◆ What you will do ◆
Extract every line from the records below that contains the word "this".

◆ Entries provided ◆

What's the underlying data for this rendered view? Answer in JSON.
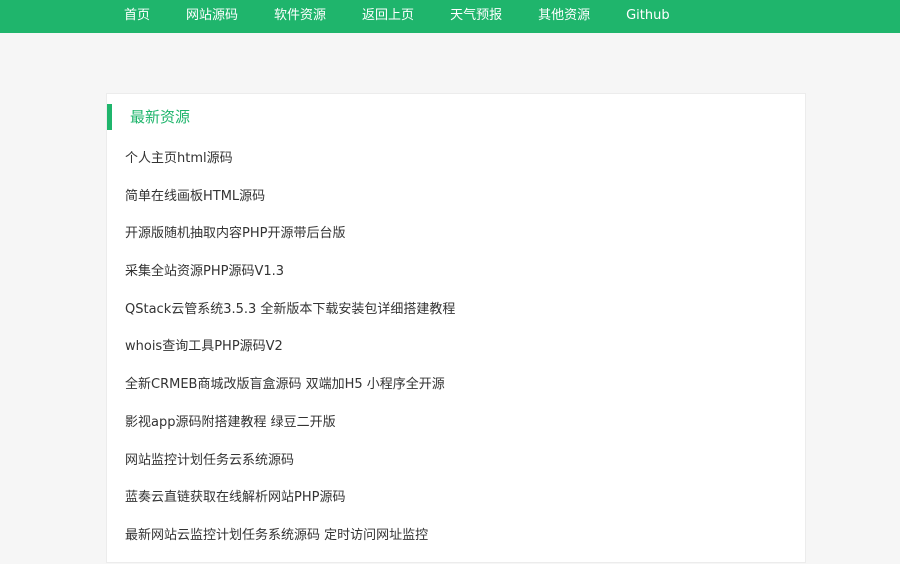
{
  "nav": {
    "items": [
      "首页",
      "网站源码",
      "软件资源",
      "返回上页",
      "天气预报",
      "其他资源",
      "Github"
    ]
  },
  "panel": {
    "title": "最新资源",
    "items": [
      "个人主页html源码",
      "简单在线画板HTML源码",
      "开源版随机抽取内容PHP开源带后台版",
      "采集全站资源PHP源码V1.3",
      "QStack云管系统3.5.3 全新版本下载安装包详细搭建教程",
      "whois查询工具PHP源码V2",
      "全新CRMEB商城改版盲盒源码 双端加H5 小程序全开源",
      "影视app源码附搭建教程 绿豆二开版",
      "网站监控计划任务云系统源码",
      "蓝奏云直链获取在线解析网站PHP源码",
      "最新网站云监控计划任务系统源码 定时访问网址监控"
    ]
  },
  "colors": {
    "accent": "#1fb56c",
    "text": "#333333",
    "background": "#f6f6f6"
  }
}
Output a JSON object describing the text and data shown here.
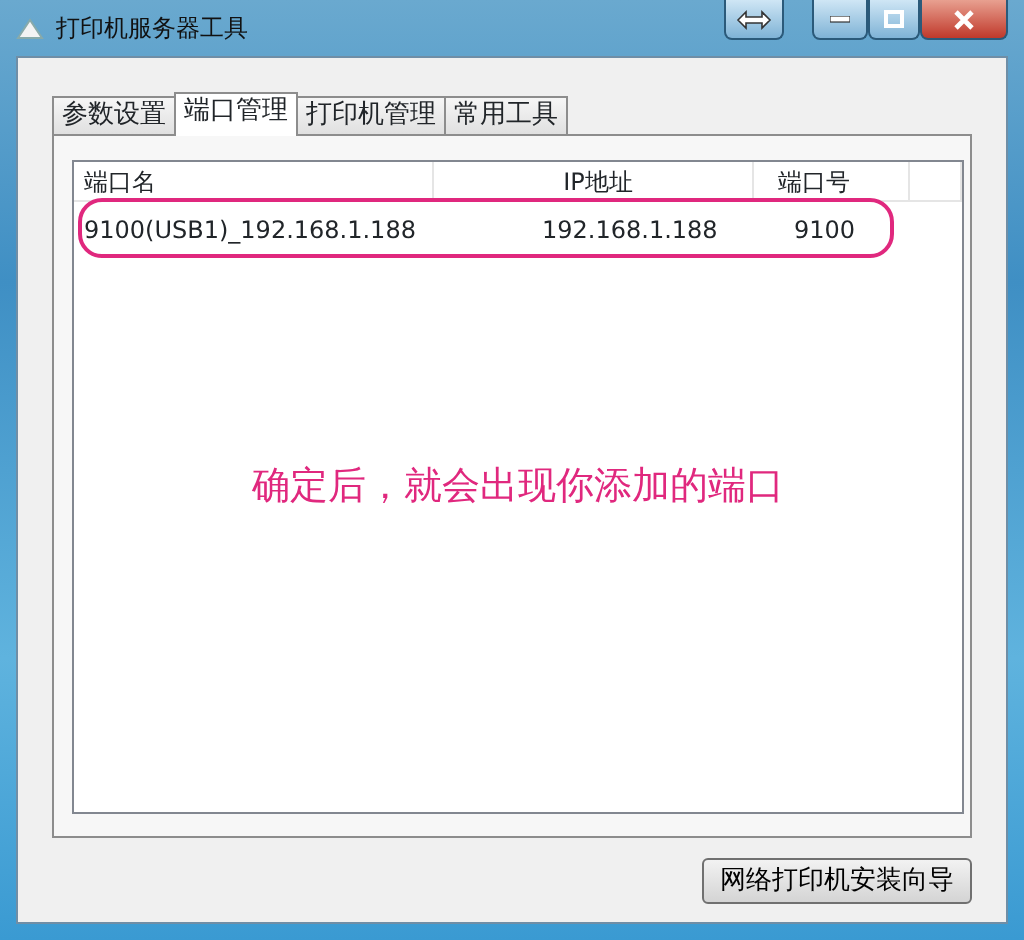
{
  "window": {
    "title": "打印机服务器工具"
  },
  "tabs": [
    {
      "label": "参数设置",
      "selected": false
    },
    {
      "label": "端口管理",
      "selected": true
    },
    {
      "label": "打印机管理",
      "selected": false
    },
    {
      "label": "常用工具",
      "selected": false
    }
  ],
  "table": {
    "columns": [
      "端口名",
      "IP地址",
      "端口号"
    ],
    "rows": [
      [
        "9100(USB1)_192.168.1.188",
        "192.168.1.188",
        "9100"
      ]
    ]
  },
  "annotation": "确定后，就会出现你添加的端口",
  "buttons": [
    "网络打印机安装向导"
  ]
}
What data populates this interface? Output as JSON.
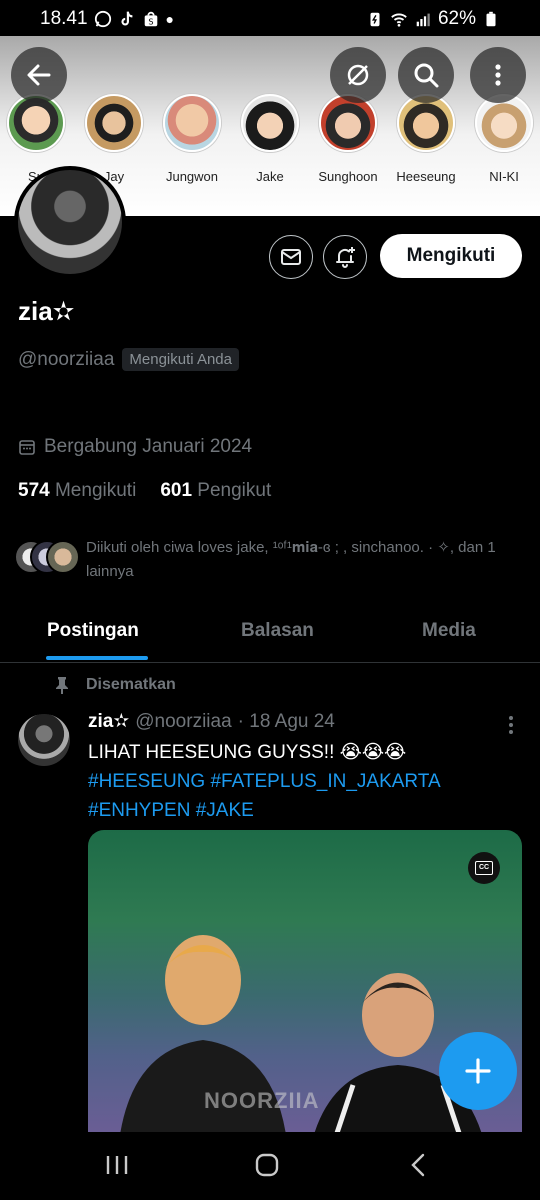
{
  "status_bar": {
    "time": "18.41",
    "battery": "62%"
  },
  "header": {
    "stories": [
      {
        "label": "Su"
      },
      {
        "label": "Jay"
      },
      {
        "label": "Jungwon"
      },
      {
        "label": "Jake"
      },
      {
        "label": "Sunghoon"
      },
      {
        "label": "Heeseung"
      },
      {
        "label": "NI-KI"
      }
    ]
  },
  "profile": {
    "display_name": "zia✫",
    "handle": "@noorziiaa",
    "follows_you": "Mengikuti Anda",
    "follow_button": "Mengikuti",
    "joined": "Bergabung Januari 2024",
    "following_count": "574",
    "following_label": "Mengikuti",
    "followers_count": "601",
    "followers_label": "Pengikut",
    "followed_by_text": "Diikuti oleh ciwa loves jake, ¹ᵒᶠ¹𝐦𝐢𝐚-ɞ ; , sinchanoo. · ✧, dan 1 lainnya"
  },
  "tabs": [
    {
      "label": "Postingan",
      "active": true
    },
    {
      "label": "Balasan",
      "active": false
    },
    {
      "label": "Media",
      "active": false
    }
  ],
  "post": {
    "pinned_label": "Disematkan",
    "author_name": "zia✫",
    "author_handle": "@noorziiaa",
    "date": "· 18 Agu 24",
    "text": "LIHAT HEESEUNG GUYSS!! 😭😭😭",
    "hashtags_line1": "#HEESEUNG #FATEPLUS_IN_JAKARTA",
    "hashtags_line2": "#ENHYPEN #JAKE",
    "media_watermark": "NOORZIIA"
  },
  "colors": {
    "accent": "#1d9bf0",
    "background": "#000000",
    "muted_text": "#71767b"
  }
}
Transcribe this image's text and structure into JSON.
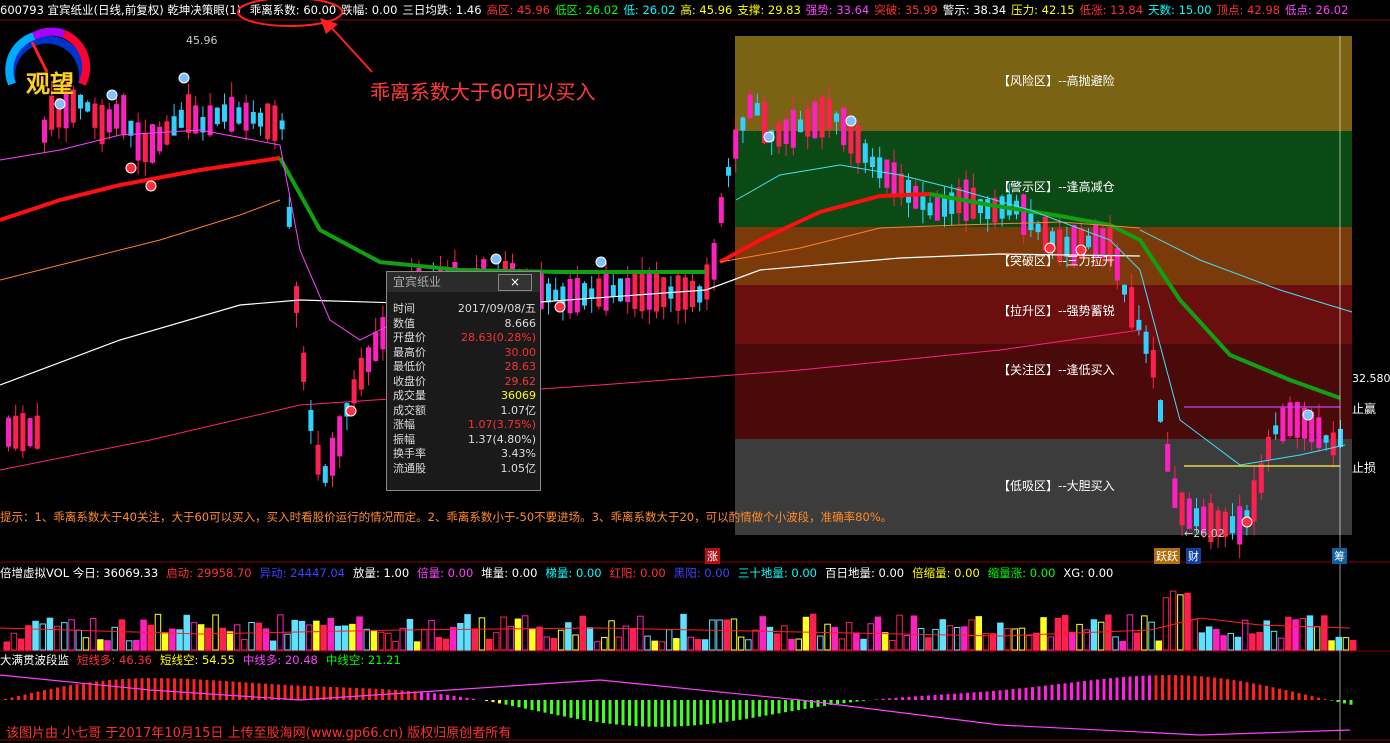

◆ Exercise solution ◆
What's the underlying data for this rendered view? Answer in JSON.
What data populates this interface? Output as JSON.
Transcribe this image's text and structure into JSON.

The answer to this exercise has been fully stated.